## TASK STATEMENT
Of all the lines in the data below, how many contain "ὁμοίων"? Report that number alone.

## DATA SUPPLIED

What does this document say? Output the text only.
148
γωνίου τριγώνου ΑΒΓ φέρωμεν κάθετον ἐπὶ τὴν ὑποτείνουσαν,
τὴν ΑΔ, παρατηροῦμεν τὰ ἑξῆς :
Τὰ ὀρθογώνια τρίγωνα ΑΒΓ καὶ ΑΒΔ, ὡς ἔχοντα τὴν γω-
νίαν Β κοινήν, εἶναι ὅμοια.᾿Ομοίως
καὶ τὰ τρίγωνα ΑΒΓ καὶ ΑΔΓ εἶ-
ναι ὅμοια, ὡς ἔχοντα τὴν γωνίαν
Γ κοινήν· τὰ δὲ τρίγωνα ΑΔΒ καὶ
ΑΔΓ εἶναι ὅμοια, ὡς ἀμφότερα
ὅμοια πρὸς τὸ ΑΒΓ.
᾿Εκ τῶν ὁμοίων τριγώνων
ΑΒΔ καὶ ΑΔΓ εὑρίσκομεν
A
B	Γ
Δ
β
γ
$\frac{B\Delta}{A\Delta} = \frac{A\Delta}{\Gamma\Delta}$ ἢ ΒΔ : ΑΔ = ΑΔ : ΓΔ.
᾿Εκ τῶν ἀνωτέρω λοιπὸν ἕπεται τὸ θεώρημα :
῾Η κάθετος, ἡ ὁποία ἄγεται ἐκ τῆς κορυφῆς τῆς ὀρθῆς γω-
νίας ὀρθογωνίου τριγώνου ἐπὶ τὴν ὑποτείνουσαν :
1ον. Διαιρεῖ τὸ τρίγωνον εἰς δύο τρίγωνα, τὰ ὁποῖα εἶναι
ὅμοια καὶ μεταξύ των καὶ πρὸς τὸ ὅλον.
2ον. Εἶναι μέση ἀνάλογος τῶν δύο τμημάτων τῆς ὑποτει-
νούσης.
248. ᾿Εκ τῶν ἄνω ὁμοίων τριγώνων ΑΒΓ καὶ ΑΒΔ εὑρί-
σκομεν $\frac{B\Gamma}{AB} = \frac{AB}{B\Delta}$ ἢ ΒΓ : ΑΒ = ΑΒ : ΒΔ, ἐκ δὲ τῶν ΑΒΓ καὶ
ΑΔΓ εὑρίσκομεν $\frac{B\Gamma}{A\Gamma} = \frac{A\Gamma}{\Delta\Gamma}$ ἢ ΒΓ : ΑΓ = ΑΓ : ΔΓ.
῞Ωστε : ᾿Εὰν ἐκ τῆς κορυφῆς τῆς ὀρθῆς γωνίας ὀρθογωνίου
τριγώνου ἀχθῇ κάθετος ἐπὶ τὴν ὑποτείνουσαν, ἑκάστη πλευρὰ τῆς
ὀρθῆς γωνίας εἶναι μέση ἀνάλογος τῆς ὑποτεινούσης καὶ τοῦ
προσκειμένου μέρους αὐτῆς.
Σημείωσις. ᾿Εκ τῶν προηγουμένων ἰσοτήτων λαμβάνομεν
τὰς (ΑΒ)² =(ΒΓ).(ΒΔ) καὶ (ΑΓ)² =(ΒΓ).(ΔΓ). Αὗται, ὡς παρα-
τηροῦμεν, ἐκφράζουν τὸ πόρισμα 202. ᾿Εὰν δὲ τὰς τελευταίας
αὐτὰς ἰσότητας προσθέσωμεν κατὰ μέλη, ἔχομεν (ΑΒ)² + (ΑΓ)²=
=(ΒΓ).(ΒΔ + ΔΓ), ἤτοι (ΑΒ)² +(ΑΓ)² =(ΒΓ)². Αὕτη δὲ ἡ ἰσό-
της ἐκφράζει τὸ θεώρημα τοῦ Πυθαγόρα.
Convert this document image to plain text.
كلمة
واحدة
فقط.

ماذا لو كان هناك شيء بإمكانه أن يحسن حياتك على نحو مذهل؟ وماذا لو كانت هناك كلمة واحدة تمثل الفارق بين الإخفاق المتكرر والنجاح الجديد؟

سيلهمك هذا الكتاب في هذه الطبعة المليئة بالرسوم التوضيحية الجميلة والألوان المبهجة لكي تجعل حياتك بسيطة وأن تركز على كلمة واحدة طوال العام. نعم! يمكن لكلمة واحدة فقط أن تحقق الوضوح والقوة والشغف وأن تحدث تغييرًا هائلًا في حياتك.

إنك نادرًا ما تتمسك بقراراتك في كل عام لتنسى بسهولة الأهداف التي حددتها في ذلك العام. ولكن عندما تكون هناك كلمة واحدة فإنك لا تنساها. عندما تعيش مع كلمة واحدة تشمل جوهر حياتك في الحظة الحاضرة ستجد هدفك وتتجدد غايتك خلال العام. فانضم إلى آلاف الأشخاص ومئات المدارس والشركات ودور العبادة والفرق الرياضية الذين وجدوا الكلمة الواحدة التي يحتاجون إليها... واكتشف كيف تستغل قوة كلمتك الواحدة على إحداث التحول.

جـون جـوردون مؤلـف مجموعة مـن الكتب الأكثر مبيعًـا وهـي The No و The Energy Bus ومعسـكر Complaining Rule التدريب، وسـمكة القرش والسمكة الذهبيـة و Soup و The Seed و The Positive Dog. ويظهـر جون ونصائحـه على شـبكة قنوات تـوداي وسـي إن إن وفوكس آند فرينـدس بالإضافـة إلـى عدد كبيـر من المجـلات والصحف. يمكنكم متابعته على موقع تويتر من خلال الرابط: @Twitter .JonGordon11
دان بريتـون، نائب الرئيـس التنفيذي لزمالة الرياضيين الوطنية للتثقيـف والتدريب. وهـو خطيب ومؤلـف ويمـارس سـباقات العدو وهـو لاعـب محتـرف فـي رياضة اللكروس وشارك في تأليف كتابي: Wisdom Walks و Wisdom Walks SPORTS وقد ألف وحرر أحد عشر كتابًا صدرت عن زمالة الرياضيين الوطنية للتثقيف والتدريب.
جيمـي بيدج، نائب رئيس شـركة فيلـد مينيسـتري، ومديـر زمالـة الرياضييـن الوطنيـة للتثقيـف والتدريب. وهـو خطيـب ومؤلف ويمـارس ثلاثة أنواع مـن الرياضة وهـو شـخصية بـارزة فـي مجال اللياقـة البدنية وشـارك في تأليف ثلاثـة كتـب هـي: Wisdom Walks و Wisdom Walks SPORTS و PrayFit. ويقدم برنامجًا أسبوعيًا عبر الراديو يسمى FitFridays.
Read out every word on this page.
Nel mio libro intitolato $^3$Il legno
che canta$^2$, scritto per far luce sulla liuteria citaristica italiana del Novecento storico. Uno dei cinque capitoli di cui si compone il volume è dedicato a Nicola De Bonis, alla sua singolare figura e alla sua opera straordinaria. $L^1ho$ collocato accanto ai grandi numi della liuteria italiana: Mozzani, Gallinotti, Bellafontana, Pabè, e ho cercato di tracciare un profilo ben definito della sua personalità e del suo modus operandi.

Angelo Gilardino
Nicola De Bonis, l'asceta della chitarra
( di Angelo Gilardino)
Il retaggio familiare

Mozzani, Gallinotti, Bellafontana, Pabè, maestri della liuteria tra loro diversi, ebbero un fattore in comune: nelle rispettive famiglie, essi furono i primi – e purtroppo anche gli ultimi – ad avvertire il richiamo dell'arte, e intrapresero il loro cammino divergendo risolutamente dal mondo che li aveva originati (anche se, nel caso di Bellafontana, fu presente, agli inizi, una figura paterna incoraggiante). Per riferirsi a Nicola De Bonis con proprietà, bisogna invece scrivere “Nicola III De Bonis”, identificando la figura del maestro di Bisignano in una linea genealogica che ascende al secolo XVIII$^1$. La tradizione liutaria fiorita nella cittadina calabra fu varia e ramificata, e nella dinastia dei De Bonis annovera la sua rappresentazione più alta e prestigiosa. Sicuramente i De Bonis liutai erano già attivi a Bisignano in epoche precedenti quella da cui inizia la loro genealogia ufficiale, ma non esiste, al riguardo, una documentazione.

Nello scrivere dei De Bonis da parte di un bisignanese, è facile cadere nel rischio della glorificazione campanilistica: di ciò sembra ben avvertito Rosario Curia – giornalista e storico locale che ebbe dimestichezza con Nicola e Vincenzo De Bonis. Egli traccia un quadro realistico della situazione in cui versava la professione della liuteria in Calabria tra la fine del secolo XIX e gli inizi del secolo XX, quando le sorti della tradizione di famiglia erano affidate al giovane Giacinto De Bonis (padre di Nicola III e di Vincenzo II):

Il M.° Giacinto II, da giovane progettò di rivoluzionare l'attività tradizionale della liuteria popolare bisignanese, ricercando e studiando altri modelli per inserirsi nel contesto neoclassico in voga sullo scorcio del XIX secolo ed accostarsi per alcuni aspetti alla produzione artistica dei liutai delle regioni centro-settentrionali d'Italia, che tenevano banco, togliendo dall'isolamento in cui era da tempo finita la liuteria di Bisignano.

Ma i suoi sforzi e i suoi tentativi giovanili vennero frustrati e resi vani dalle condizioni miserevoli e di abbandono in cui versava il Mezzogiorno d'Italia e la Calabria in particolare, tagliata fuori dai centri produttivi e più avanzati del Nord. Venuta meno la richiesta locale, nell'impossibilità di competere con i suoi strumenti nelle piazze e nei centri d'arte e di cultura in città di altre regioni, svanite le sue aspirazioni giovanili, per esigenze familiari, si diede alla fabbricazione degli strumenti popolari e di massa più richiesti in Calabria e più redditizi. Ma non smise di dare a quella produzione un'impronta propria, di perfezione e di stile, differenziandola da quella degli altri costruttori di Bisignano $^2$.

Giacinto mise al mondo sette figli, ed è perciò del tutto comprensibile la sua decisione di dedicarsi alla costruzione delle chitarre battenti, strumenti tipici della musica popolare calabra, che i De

## SOLUTION FOR THIS TASK
2